SET EXERCISE:
In the listing that follows, count every line with the word "this" in it and write only the total.

EXTRACTED RECORDS:
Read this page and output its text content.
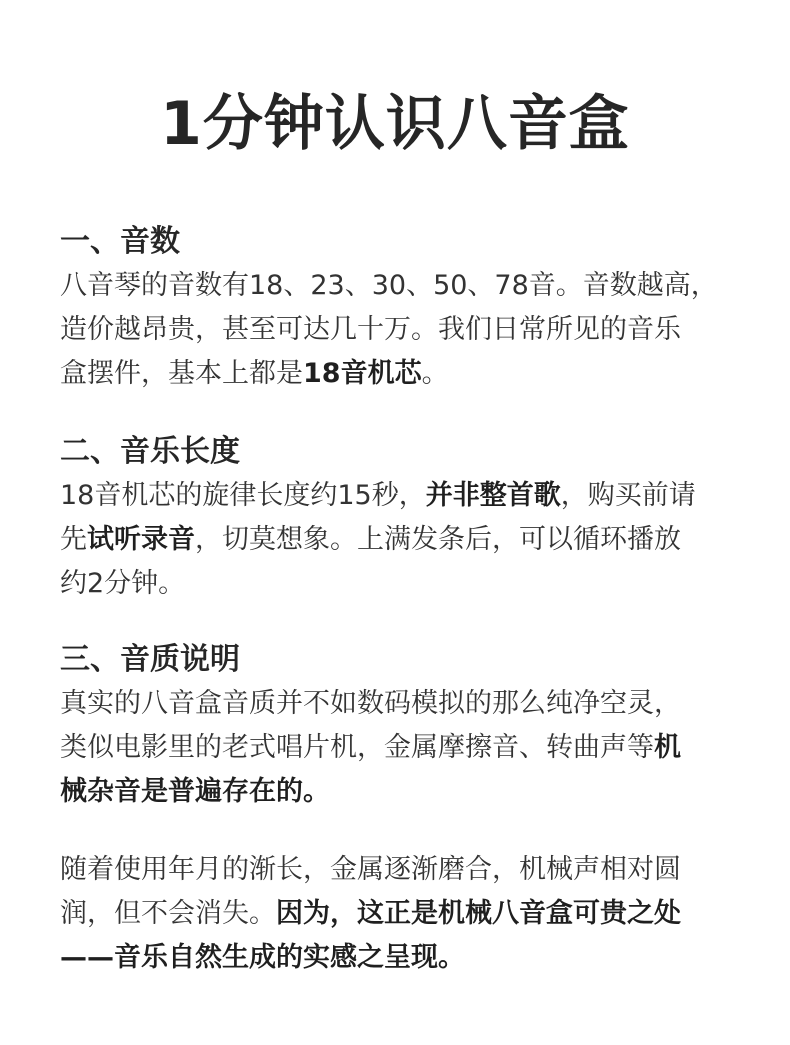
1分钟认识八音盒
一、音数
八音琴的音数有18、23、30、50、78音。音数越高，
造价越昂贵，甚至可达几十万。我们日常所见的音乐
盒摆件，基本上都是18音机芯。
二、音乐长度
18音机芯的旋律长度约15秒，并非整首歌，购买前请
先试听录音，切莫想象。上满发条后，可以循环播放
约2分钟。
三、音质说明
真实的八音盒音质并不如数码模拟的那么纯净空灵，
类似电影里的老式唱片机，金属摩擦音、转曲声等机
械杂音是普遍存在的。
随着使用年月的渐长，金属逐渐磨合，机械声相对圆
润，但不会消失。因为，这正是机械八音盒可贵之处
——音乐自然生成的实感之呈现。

==

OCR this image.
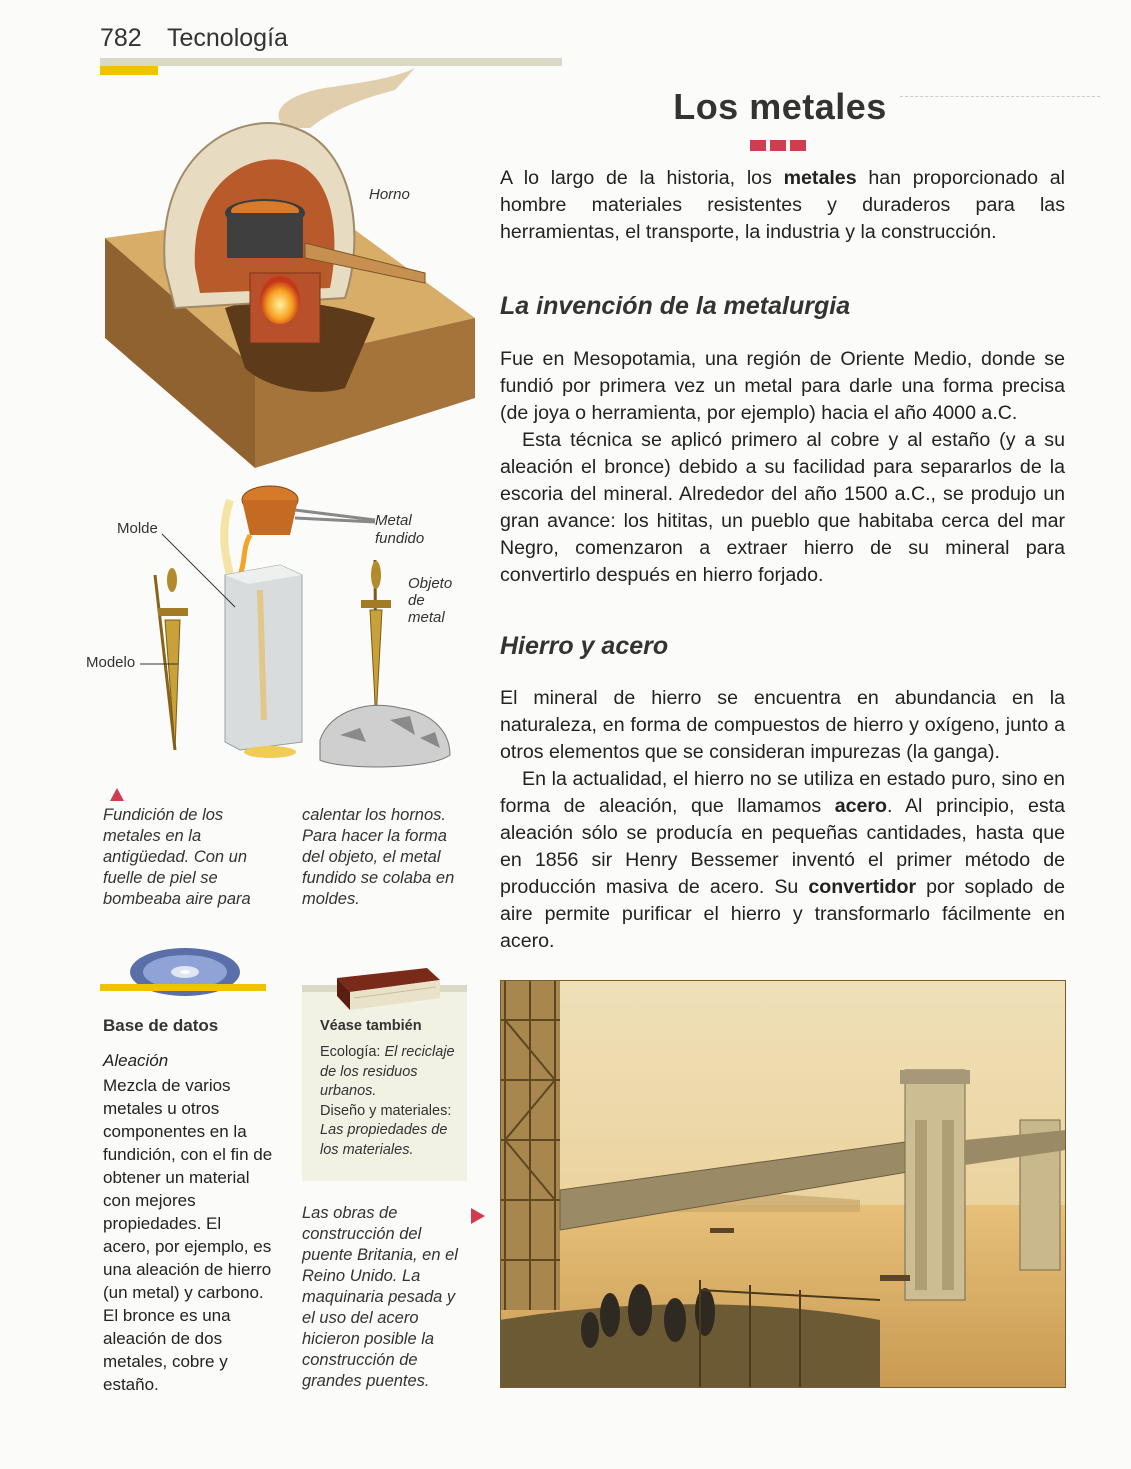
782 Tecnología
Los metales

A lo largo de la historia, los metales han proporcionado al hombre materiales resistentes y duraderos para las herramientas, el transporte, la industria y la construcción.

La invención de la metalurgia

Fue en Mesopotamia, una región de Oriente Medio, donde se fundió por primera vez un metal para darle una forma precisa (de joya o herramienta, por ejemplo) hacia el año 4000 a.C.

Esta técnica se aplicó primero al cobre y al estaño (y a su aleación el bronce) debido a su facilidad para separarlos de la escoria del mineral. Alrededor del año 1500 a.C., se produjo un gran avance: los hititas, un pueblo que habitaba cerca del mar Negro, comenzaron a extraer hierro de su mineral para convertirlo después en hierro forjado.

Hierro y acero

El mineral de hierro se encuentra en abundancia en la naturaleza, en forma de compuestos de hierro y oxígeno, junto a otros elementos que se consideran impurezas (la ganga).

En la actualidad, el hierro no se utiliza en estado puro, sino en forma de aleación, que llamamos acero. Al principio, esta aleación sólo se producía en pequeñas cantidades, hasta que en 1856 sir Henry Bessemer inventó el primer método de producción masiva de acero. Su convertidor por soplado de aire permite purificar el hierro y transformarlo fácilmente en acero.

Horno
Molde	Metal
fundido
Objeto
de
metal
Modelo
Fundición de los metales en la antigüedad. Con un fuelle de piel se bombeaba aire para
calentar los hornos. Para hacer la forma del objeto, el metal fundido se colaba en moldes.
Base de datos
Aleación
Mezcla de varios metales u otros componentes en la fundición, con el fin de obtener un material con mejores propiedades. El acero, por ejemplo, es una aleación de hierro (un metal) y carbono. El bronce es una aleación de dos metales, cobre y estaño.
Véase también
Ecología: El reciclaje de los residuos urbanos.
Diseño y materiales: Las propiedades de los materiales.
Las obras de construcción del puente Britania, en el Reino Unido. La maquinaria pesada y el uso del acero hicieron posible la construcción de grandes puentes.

* * *

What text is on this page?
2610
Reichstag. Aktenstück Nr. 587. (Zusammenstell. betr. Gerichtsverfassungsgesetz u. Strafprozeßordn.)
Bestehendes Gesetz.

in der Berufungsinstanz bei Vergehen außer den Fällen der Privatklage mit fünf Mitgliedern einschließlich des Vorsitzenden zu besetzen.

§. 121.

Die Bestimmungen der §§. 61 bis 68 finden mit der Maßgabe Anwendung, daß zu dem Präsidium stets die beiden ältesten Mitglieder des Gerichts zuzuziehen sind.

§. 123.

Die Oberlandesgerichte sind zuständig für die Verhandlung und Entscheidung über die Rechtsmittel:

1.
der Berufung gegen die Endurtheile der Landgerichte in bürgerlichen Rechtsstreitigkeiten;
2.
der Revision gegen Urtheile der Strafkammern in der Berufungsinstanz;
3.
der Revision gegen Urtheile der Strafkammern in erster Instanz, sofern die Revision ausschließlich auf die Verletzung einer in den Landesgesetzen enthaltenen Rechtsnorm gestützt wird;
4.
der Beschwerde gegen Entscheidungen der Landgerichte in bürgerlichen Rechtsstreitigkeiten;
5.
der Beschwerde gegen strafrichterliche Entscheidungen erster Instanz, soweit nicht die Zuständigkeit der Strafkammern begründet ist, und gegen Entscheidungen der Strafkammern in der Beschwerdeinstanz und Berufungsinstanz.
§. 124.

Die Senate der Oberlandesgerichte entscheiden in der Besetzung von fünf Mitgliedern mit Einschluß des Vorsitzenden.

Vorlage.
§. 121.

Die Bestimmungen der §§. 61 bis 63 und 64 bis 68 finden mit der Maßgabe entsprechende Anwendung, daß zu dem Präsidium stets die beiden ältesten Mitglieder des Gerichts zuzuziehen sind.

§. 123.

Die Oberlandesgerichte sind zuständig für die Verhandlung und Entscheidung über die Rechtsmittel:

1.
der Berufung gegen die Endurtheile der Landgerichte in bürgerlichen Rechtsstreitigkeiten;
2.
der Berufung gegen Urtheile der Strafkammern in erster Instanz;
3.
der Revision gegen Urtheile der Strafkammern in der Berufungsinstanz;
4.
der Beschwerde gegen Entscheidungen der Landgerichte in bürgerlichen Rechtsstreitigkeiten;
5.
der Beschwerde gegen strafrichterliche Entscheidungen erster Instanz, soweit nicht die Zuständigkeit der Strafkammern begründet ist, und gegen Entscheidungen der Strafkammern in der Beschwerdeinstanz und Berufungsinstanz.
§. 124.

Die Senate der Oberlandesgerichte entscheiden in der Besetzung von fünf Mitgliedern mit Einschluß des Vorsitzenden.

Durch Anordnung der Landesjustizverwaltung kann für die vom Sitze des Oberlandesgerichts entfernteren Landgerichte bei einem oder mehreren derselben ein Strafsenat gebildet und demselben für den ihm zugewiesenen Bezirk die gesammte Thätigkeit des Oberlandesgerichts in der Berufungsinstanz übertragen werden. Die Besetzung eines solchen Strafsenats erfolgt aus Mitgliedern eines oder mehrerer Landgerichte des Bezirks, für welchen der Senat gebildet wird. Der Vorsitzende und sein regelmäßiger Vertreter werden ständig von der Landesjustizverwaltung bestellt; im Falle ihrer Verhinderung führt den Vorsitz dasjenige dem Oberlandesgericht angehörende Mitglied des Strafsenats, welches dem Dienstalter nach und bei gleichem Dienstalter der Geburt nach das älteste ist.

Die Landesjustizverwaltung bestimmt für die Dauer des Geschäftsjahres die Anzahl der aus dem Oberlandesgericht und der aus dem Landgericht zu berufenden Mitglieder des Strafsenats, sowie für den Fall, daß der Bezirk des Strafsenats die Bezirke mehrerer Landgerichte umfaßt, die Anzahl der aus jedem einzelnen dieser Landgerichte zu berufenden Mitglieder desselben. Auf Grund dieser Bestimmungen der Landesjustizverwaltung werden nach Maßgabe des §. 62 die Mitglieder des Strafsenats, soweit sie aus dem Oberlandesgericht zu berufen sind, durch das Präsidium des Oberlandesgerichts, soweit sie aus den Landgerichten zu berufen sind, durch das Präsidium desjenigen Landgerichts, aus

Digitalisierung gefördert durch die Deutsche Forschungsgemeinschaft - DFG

SOLVED PROBLEM:
3